→ **YOUR INSTRUCTIONS**
The listing below should be printed exactly, every line of it. Skip the pictures.

→ **MATERIAL PROVIDED**
* start *
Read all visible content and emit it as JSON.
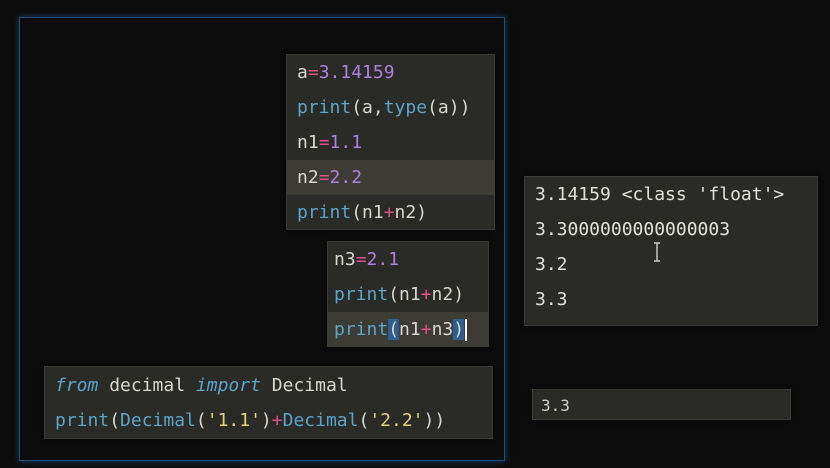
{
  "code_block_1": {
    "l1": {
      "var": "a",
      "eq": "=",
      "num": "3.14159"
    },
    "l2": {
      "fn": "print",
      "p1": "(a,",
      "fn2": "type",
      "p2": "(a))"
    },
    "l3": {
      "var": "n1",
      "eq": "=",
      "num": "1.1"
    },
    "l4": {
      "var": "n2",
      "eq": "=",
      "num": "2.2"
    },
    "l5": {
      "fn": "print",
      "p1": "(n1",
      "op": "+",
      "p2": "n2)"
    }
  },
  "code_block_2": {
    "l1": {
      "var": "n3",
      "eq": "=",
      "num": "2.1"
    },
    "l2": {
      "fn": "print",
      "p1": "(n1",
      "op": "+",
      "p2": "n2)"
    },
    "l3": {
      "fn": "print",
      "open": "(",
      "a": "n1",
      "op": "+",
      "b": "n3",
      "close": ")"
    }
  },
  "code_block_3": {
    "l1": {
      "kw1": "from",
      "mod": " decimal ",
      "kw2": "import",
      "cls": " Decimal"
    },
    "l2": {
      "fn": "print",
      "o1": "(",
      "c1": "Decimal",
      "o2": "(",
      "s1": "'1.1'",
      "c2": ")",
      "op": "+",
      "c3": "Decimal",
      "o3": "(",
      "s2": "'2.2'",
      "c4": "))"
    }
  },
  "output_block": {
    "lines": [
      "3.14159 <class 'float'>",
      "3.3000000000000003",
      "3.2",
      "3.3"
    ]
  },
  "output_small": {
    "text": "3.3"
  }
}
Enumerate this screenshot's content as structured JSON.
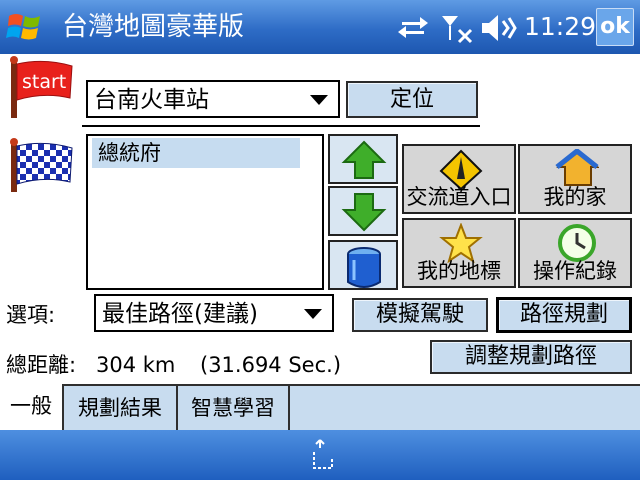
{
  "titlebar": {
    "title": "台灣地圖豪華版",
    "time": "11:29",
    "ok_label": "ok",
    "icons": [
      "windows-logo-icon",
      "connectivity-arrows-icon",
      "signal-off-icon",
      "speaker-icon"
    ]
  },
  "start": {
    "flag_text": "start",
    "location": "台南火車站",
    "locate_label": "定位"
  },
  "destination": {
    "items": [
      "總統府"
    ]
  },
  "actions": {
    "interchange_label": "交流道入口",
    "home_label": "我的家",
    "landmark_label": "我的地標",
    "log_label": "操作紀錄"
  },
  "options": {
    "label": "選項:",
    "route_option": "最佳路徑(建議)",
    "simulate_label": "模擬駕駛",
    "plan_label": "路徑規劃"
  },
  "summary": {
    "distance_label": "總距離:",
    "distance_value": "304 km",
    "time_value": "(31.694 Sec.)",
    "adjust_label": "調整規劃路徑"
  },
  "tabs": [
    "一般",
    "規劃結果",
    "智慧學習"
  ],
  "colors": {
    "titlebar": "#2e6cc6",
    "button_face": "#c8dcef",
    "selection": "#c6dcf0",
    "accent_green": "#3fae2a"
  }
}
* end *
→ **THE REPLY**
Read all visible content and emit it as JSON.
{
  "code_block_1": {
    "l1": {
      "var": "a",
      "eq": "=",
      "num": "3.14159"
    },
    "l2": {
      "fn": "print",
      "p1": "(a,",
      "fn2": "type",
      "p2": "(a))"
    },
    "l3": {
      "var": "n1",
      "eq": "=",
      "num": "1.1"
    },
    "l4": {
      "var": "n2",
      "eq": "=",
      "num": "2.2"
    },
    "l5": {
      "fn": "print",
      "p1": "(n1",
      "op": "+",
      "p2": "n2)"
    }
  },
  "code_block_2": {
    "l1": {
      "var": "n3",
      "eq": "=",
      "num": "2.1"
    },
    "l2": {
      "fn": "print",
      "p1": "(n1",
      "op": "+",
      "p2": "n2)"
    },
    "l3": {
      "fn": "print",
      "open": "(",
      "a": "n1",
      "op": "+",
      "b": "n3",
      "close": ")"
    }
  },
  "code_block_3": {
    "l1": {
      "kw1": "from",
      "mod": " decimal ",
      "kw2": "import",
      "cls": " Decimal"
    },
    "l2": {
      "fn": "print",
      "o1": "(",
      "c1": "Decimal",
      "o2": "(",
      "s1": "'1.1'",
      "c2": ")",
      "op": "+",
      "c3": "Decimal",
      "o3": "(",
      "s2": "'2.2'",
      "c4": "))"
    }
  },
  "output_block": {
    "lines": [
      "3.14159 <class 'float'>",
      "3.3000000000000003",
      "3.2",
      "3.3"
    ]
  },
  "output_small": {
    "text": "3.3"
  }
}
Enumerate this screenshot's content as structured JSON.
{
  "titlebar": {
    "title": "台灣地圖豪華版",
    "time": "11:29",
    "ok_label": "ok",
    "icons": [
      "windows-logo-icon",
      "connectivity-arrows-icon",
      "signal-off-icon",
      "speaker-icon"
    ]
  },
  "start": {
    "flag_text": "start",
    "location": "台南火車站",
    "locate_label": "定位"
  },
  "destination": {
    "items": [
      "總統府"
    ]
  },
  "actions": {
    "interchange_label": "交流道入口",
    "home_label": "我的家",
    "landmark_label": "我的地標",
    "log_label": "操作紀錄"
  },
  "options": {
    "label": "選項:",
    "route_option": "最佳路徑(建議)",
    "simulate_label": "模擬駕駛",
    "plan_label": "路徑規劃"
  },
  "summary": {
    "distance_label": "總距離:",
    "distance_value": "304 km",
    "time_value": "(31.694 Sec.)",
    "adjust_label": "調整規劃路徑"
  },
  "tabs": [
    "一般",
    "規劃結果",
    "智慧學習"
  ],
  "colors": {
    "titlebar": "#2e6cc6",
    "button_face": "#c8dcef",
    "selection": "#c6dcf0",
    "accent_green": "#3fae2a"
  }
}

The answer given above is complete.